Monday, February 18, 2013

Guest Blogger Jordan Castillo Price

Today, I'd like you to please welcome author Jordan Castillo Price. She's going to talk to us about her Turbulence series. I have to tell you it looks fascinating, I can't wait to read it myself. Jordan, make yourself at home. Ready whenever you are!

Before I forget, I'd like to say that I'll be announcing the winners of both blog hops on Wednesday. And if would like to see a little more of Lucifer, he's at Nephy's blog, bedeviling her! Although I don't hear her complaining lol










Turbulence is set in the Bermuda Triangle, a stretch of the Atlantic off the east coast of Florida. Since my main character is a pilot, I decided to look into flight lessons for my research. Not that I wanted to actually learn to fly a plane, but that I thought it would be valuable to have the experience of being in a cockpit, hearing the terminology, and just getting a general feel for things.
Flight lessons are more affordable than you’d expect! I called a local aviation school thinking I’d need to make an appointment and wait weeks, but they said, “How about tomorrow?” I then booked the appointment before I could talk myself out of it.

[Stored data]:
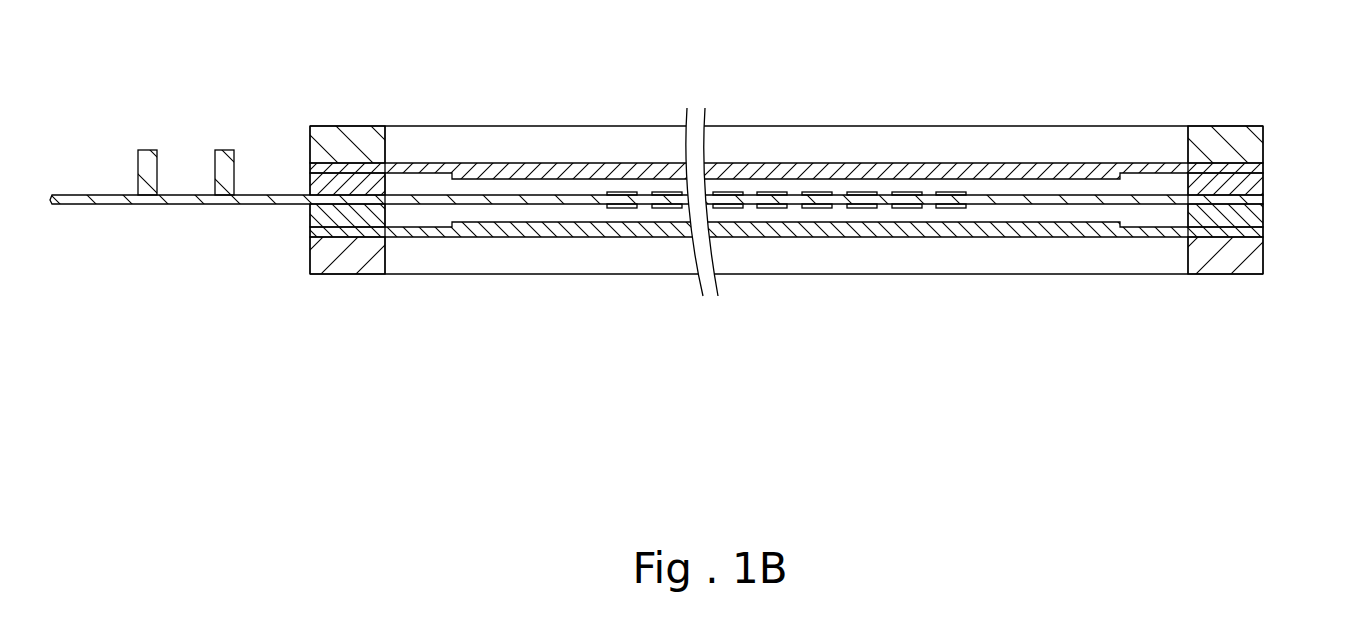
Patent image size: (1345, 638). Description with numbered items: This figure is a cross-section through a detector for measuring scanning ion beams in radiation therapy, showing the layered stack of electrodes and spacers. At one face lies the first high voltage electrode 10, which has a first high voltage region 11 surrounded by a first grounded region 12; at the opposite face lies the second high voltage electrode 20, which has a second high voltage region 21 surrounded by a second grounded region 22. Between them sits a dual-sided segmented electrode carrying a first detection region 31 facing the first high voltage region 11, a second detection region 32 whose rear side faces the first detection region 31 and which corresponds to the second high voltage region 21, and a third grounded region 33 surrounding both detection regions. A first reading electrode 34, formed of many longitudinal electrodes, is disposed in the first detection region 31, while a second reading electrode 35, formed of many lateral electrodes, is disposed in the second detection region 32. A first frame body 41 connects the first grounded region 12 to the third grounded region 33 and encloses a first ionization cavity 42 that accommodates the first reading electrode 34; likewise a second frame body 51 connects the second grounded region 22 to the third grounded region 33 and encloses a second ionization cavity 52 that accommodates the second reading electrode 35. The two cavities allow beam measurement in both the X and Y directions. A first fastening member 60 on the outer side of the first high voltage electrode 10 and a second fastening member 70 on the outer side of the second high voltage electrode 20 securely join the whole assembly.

[Jobs]:
(1) According to the Turbulence blog post, where is the series set?
(2) Pick up the Turbulence blog post after its last sentence and keep writing it.
The data has nothing to do with the Turbulence blog post.

[Answer list]:
(1) In the Bermuda Triangle, a stretch of the Atlantic off the east coast of Florida.

(2)
The strange thing is, I took away a lot more from that lesson than a knowledge of how to taxi, take off, steer, and land. And heaven knows, I was so terrified as these things were happening, it’s all a bit of a blur. I got to walk around parts of the airport I’ve never been in before. And I got to observe what types of people teach aviation. And what types of guys are trying for their pilots’ licenses. And by guys, I do mean men. I was the only woman there.
I wasn’t uncomfortable, exactly. Actually, the first thing they asked me when I walked in was, “Are you here for the exam?” and I thought, “Tee hee, they think I know how to fly a plane!” But the general atmosphere of the flight school definitely informed my portrayal of the world a gay pilot has to navigate.
Let’s put it this way. One of the students had two cans of chaw with him. When one can isn’t absurdly macho enough….
Of course the actual experience of performing the pre-flight check, feeling the yoke in my hands as we took off, and staring at the runway on my approach was a heck of a lot richer than anything I could glean from a flight manual. 
I hope my sense of adventure in undertaking this series comes through in the writing. Turbulence is tense and funny, satisfying and surprising.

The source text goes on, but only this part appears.